Directions for this task - Quote the entries word for word. Omit the pictures.

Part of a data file
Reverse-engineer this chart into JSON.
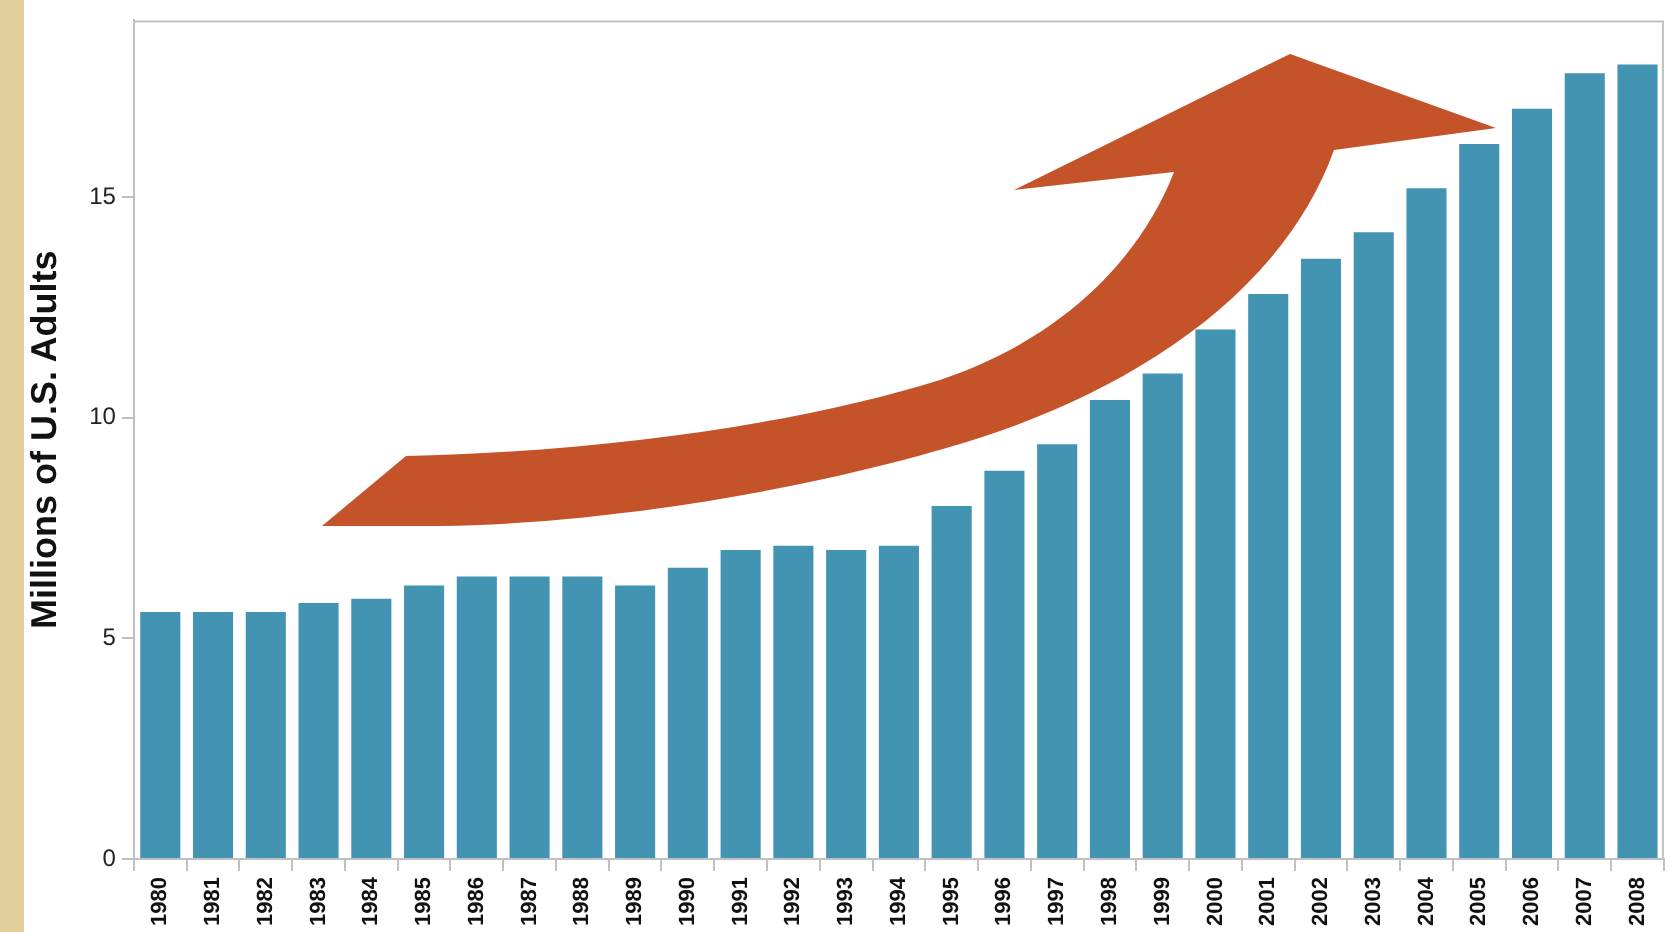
{
  "chart_data": {
    "type": "bar",
    "ylabel": "Millions of U.S. Adults",
    "categories": [
      "1980",
      "1981",
      "1982",
      "1983",
      "1984",
      "1985",
      "1986",
      "1987",
      "1988",
      "1989",
      "1990",
      "1991",
      "1992",
      "1993",
      "1994",
      "1995",
      "1996",
      "1997",
      "1998",
      "1999",
      "2000",
      "2001",
      "2002",
      "2003",
      "2004",
      "2005",
      "2006",
      "2007",
      "2008"
    ],
    "values": [
      5.6,
      5.6,
      5.6,
      5.8,
      5.9,
      6.2,
      6.4,
      6.4,
      6.4,
      6.2,
      6.6,
      7.0,
      7.1,
      7.0,
      7.1,
      8.0,
      8.8,
      9.4,
      10.4,
      11.0,
      12.0,
      12.8,
      13.6,
      14.2,
      15.2,
      16.2,
      17.0,
      17.8,
      18.0
    ],
    "color": "#4394b2",
    "ylim": [
      0,
      19
    ],
    "yticks": [
      0,
      5,
      10,
      15
    ],
    "legend": false
  }
}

Answer to the problem -
Reverse-engineer this chart into JSON.
{
  "chart_data": {
    "type": "bar",
    "ylabel": "Millions of U.S. Adults",
    "categories": [
      "1980",
      "1981",
      "1982",
      "1983",
      "1984",
      "1985",
      "1986",
      "1987",
      "1988",
      "1989",
      "1990",
      "1991",
      "1992",
      "1993",
      "1994",
      "1995",
      "1996",
      "1997",
      "1998",
      "1999",
      "2000",
      "2001",
      "2002",
      "2003",
      "2004",
      "2005",
      "2006",
      "2007",
      "2008"
    ],
    "values": [
      5.6,
      5.6,
      5.6,
      5.8,
      5.9,
      6.2,
      6.4,
      6.4,
      6.4,
      6.2,
      6.6,
      7.0,
      7.1,
      7.0,
      7.1,
      8.0,
      8.8,
      9.4,
      10.4,
      11.0,
      12.0,
      12.8,
      13.6,
      14.2,
      15.2,
      16.2,
      17.0,
      17.8,
      18.0
    ],
    "color": "#4394b2",
    "ylim": [
      0,
      19
    ],
    "yticks": [
      0,
      5,
      10,
      15
    ],
    "legend": false
  }
}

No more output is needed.